** START SUPPLIED DATA **

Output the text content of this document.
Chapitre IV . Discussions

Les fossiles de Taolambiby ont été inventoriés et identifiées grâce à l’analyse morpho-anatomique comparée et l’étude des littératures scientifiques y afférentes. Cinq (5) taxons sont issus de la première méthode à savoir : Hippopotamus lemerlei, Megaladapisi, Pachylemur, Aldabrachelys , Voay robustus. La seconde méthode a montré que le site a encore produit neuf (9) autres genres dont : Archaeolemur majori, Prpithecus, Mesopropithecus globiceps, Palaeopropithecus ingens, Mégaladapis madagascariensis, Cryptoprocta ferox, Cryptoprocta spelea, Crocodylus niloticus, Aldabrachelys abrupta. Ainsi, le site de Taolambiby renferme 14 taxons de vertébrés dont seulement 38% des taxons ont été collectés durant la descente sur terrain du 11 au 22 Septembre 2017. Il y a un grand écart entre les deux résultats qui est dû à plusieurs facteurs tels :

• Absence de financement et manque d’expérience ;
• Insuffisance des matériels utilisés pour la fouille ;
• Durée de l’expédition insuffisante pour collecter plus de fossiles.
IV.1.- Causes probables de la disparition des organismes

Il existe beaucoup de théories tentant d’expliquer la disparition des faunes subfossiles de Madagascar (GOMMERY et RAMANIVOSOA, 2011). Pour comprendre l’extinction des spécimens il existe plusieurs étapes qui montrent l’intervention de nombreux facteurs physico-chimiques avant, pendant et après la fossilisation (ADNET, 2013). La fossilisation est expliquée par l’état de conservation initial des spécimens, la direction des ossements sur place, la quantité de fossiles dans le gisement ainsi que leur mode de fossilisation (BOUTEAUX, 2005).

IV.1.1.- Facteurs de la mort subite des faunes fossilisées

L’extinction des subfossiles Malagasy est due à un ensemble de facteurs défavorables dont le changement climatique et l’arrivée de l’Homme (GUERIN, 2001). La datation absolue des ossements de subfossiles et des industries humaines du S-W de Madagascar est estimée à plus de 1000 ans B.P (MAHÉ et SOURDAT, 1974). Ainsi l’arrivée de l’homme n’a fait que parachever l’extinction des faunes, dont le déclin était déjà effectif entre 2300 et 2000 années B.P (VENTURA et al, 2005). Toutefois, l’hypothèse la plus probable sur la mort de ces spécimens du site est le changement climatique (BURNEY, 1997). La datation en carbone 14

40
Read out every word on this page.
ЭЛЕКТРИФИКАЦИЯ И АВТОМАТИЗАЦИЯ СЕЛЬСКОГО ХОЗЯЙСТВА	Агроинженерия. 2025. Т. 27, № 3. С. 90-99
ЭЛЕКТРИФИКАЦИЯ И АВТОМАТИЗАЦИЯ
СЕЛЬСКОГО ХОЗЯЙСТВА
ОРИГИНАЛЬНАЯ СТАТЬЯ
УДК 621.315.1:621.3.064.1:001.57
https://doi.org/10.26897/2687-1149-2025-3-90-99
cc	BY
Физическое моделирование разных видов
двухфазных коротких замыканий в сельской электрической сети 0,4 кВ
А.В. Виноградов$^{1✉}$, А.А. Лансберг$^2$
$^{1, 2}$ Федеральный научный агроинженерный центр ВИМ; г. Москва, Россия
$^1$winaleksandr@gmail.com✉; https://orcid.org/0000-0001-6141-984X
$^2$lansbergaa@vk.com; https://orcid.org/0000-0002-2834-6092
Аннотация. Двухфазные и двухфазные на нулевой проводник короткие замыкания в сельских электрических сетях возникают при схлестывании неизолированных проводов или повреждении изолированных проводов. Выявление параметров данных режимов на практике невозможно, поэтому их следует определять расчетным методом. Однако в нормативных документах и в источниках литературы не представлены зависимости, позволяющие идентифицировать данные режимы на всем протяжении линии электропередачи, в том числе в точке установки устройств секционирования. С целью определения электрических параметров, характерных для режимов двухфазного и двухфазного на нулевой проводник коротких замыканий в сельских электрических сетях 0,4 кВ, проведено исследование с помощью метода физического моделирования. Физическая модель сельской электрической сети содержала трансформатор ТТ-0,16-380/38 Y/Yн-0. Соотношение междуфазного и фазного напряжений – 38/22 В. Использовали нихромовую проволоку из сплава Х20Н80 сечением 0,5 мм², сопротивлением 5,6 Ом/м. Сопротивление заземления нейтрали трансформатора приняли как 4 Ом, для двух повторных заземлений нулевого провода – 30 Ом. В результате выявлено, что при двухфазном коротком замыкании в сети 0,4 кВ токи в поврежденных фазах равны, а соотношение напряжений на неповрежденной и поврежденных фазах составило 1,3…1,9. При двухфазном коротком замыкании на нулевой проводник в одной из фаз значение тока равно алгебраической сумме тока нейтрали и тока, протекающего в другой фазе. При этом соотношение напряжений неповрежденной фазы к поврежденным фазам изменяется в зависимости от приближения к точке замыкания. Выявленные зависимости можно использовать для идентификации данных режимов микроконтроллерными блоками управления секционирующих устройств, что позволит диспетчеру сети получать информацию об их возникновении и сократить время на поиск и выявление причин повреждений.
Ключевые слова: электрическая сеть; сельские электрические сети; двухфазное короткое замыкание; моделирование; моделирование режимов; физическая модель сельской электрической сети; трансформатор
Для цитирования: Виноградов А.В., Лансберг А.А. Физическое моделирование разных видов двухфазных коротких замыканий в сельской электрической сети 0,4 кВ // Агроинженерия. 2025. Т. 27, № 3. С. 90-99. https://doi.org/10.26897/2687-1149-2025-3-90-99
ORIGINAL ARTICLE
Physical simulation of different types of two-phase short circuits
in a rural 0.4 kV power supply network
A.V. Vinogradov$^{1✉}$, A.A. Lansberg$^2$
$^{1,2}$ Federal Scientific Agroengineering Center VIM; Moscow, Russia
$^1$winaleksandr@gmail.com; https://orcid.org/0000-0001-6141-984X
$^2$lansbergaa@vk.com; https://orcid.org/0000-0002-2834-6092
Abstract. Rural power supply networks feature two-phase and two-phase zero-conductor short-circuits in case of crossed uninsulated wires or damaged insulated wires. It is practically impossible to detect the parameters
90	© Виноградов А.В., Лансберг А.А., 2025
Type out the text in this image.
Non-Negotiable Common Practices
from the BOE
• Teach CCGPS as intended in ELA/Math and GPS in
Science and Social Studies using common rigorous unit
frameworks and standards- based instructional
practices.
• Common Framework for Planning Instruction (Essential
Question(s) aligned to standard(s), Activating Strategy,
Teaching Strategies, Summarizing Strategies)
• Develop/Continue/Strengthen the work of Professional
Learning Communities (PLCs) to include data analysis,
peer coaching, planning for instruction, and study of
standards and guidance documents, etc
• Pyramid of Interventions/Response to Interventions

** END SUPPLIED DATA **

The listing above should be transcribed in full, exactly as written.

Output the text content of this document.
Chapitre IV . Discussions

Les fossiles de Taolambiby ont été inventoriés et identifiées grâce à l’analyse morpho-anatomique comparée et l’étude des littératures scientifiques y afférentes. Cinq (5) taxons sont issus de la première méthode à savoir : Hippopotamus lemerlei, Megaladapisi, Pachylemur, Aldabrachelys , Voay robustus. La seconde méthode a montré que le site a encore produit neuf (9) autres genres dont : Archaeolemur majori, Prpithecus, Mesopropithecus globiceps, Palaeopropithecus ingens, Mégaladapis madagascariensis, Cryptoprocta ferox, Cryptoprocta spelea, Crocodylus niloticus, Aldabrachelys abrupta. Ainsi, le site de Taolambiby renferme 14 taxons de vertébrés dont seulement 38% des taxons ont été collectés durant la descente sur terrain du 11 au 22 Septembre 2017. Il y a un grand écart entre les deux résultats qui est dû à plusieurs facteurs tels :

• Absence de financement et manque d’expérience ;
• Insuffisance des matériels utilisés pour la fouille ;
• Durée de l’expédition insuffisante pour collecter plus de fossiles.
IV.1.- Causes probables de la disparition des organismes

Il existe beaucoup de théories tentant d’expliquer la disparition des faunes subfossiles de Madagascar (GOMMERY et RAMANIVOSOA, 2011). Pour comprendre l’extinction des spécimens il existe plusieurs étapes qui montrent l’intervention de nombreux facteurs physico-chimiques avant, pendant et après la fossilisation (ADNET, 2013). La fossilisation est expliquée par l’état de conservation initial des spécimens, la direction des ossements sur place, la quantité de fossiles dans le gisement ainsi que leur mode de fossilisation (BOUTEAUX, 2005).

IV.1.1.- Facteurs de la mort subite des faunes fossilisées

L’extinction des subfossiles Malagasy est due à un ensemble de facteurs défavorables dont le changement climatique et l’arrivée de l’Homme (GUERIN, 2001). La datation absolue des ossements de subfossiles et des industries humaines du S-W de Madagascar est estimée à plus de 1000 ans B.P (MAHÉ et SOURDAT, 1974). Ainsi l’arrivée de l’homme n’a fait que parachever l’extinction des faunes, dont le déclin était déjà effectif entre 2300 et 2000 années B.P (VENTURA et al, 2005). Toutefois, l’hypothèse la plus probable sur la mort de ces spécimens du site est le changement climatique (BURNEY, 1997). La datation en carbone 14

40
Read out every word on this page.
ЭЛЕКТРИФИКАЦИЯ И АВТОМАТИЗАЦИЯ СЕЛЬСКОГО ХОЗЯЙСТВА	Агроинженерия. 2025. Т. 27, № 3. С. 90-99
ЭЛЕКТРИФИКАЦИЯ И АВТОМАТИЗАЦИЯ
СЕЛЬСКОГО ХОЗЯЙСТВА
ОРИГИНАЛЬНАЯ СТАТЬЯ
УДК 621.315.1:621.3.064.1:001.57
https://doi.org/10.26897/2687-1149-2025-3-90-99
cc	BY
Физическое моделирование разных видов
двухфазных коротких замыканий в сельской электрической сети 0,4 кВ
А.В. Виноградов$^{1✉}$, А.А. Лансберг$^2$
$^{1, 2}$ Федеральный научный агроинженерный центр ВИМ; г. Москва, Россия
$^1$winaleksandr@gmail.com✉; https://orcid.org/0000-0001-6141-984X
$^2$lansbergaa@vk.com; https://orcid.org/0000-0002-2834-6092
Аннотация. Двухфазные и двухфазные на нулевой проводник короткие замыкания в сельских электрических сетях возникают при схлестывании неизолированных проводов или повреждении изолированных проводов. Выявление параметров данных режимов на практике невозможно, поэтому их следует определять расчетным методом. Однако в нормативных документах и в источниках литературы не представлены зависимости, позволяющие идентифицировать данные режимы на всем протяжении линии электропередачи, в том числе в точке установки устройств секционирования. С целью определения электрических параметров, характерных для режимов двухфазного и двухфазного на нулевой проводник коротких замыканий в сельских электрических сетях 0,4 кВ, проведено исследование с помощью метода физического моделирования. Физическая модель сельской электрической сети содержала трансформатор ТТ-0,16-380/38 Y/Yн-0. Соотношение междуфазного и фазного напряжений – 38/22 В. Использовали нихромовую проволоку из сплава Х20Н80 сечением 0,5 мм², сопротивлением 5,6 Ом/м. Сопротивление заземления нейтрали трансформатора приняли как 4 Ом, для двух повторных заземлений нулевого провода – 30 Ом. В результате выявлено, что при двухфазном коротком замыкании в сети 0,4 кВ токи в поврежденных фазах равны, а соотношение напряжений на неповрежденной и поврежденных фазах составило 1,3…1,9. При двухфазном коротком замыкании на нулевой проводник в одной из фаз значение тока равно алгебраической сумме тока нейтрали и тока, протекающего в другой фазе. При этом соотношение напряжений неповрежденной фазы к поврежденным фазам изменяется в зависимости от приближения к точке замыкания. Выявленные зависимости можно использовать для идентификации данных режимов микроконтроллерными блоками управления секционирующих устройств, что позволит диспетчеру сети получать информацию об их возникновении и сократить время на поиск и выявление причин повреждений.
Ключевые слова: электрическая сеть; сельские электрические сети; двухфазное короткое замыкание; моделирование; моделирование режимов; физическая модель сельской электрической сети; трансформатор
Для цитирования: Виноградов А.В., Лансберг А.А. Физическое моделирование разных видов двухфазных коротких замыканий в сельской электрической сети 0,4 кВ // Агроинженерия. 2025. Т. 27, № 3. С. 90-99. https://doi.org/10.26897/2687-1149-2025-3-90-99
ORIGINAL ARTICLE
Physical simulation of different types of two-phase short circuits
in a rural 0.4 kV power supply network
A.V. Vinogradov$^{1✉}$, A.A. Lansberg$^2$
$^{1,2}$ Federal Scientific Agroengineering Center VIM; Moscow, Russia
$^1$winaleksandr@gmail.com; https://orcid.org/0000-0001-6141-984X
$^2$lansbergaa@vk.com; https://orcid.org/0000-0002-2834-6092
Abstract. Rural power supply networks feature two-phase and two-phase zero-conductor short-circuits in case of crossed uninsulated wires or damaged insulated wires. It is practically impossible to detect the parameters
90	© Виноградов А.В., Лансберг А.А., 2025
Type out the text in this image.
Non-Negotiable Common Practices
from the BOE
• Teach CCGPS as intended in ELA/Math and GPS in
Science and Social Studies using common rigorous unit
frameworks and standards- based instructional
practices.
• Common Framework for Planning Instruction (Essential
Question(s) aligned to standard(s), Activating Strategy,
Teaching Strategies, Summarizing Strategies)
• Develop/Continue/Strengthen the work of Professional
Learning Communities (PLCs) to include data analysis,
peer coaching, planning for instruction, and study of
standards and guidance documents, etc
• Pyramid of Interventions/Response to Interventions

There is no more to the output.